Tally the lines in the listing below that contain "해주시기" and report the tally alone.

— START Records for the exercise —

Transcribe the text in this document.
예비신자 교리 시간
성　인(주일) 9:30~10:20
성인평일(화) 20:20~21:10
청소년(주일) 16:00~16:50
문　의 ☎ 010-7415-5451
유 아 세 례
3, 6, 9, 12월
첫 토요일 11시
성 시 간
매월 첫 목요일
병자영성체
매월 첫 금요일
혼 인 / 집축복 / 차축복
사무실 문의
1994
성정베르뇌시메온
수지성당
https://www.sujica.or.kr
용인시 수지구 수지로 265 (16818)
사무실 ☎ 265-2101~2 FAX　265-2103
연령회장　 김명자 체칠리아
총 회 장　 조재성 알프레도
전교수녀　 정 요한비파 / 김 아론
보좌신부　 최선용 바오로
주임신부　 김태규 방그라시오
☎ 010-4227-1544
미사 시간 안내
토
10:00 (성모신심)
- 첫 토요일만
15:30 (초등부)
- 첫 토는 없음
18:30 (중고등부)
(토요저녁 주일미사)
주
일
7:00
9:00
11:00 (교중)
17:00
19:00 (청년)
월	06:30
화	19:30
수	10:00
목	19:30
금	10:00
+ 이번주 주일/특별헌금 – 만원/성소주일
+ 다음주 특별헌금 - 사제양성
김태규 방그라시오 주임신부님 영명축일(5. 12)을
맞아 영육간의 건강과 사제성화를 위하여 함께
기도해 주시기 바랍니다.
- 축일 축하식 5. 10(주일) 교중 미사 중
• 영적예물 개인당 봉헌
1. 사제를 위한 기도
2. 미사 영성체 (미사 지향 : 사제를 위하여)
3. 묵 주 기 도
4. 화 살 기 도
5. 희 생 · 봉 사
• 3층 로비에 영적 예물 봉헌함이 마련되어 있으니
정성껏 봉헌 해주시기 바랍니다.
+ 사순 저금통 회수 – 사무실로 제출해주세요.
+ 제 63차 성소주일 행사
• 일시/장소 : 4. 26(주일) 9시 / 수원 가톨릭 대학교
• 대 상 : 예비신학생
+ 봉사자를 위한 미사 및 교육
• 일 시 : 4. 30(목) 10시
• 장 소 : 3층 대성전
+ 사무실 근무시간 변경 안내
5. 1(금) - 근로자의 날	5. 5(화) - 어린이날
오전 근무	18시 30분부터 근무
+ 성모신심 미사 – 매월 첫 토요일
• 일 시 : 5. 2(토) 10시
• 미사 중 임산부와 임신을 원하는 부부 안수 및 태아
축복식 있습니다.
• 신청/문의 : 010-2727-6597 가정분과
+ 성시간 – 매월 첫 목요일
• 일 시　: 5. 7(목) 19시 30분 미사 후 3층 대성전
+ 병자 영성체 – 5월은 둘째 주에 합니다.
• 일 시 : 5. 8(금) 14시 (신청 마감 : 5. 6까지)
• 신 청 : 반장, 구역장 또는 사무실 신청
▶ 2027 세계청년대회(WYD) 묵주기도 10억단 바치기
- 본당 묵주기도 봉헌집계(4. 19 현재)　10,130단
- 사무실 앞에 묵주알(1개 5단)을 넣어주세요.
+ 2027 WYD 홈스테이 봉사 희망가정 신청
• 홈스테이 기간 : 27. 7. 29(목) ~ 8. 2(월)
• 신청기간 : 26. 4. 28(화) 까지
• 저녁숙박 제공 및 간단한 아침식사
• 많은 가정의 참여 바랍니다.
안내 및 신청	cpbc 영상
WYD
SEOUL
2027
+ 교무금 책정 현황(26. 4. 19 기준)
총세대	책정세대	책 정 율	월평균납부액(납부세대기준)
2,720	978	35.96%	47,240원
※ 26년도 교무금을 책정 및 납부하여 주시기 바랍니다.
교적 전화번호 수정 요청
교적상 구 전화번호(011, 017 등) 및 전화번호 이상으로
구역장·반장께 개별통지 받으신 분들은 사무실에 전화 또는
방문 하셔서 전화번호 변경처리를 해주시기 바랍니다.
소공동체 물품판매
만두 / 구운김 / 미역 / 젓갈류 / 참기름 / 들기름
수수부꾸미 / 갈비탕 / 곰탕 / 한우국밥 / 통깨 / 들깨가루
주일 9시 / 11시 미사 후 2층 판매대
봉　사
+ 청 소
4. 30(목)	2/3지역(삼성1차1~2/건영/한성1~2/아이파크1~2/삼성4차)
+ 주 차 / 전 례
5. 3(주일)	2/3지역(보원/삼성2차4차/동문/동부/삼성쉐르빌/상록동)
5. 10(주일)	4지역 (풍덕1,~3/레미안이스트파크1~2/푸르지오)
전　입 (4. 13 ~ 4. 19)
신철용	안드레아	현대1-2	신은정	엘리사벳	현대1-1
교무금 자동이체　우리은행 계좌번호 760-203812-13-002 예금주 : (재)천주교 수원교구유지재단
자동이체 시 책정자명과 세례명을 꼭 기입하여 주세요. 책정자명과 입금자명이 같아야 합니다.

— END Records for the exercise —

■ Task answer
2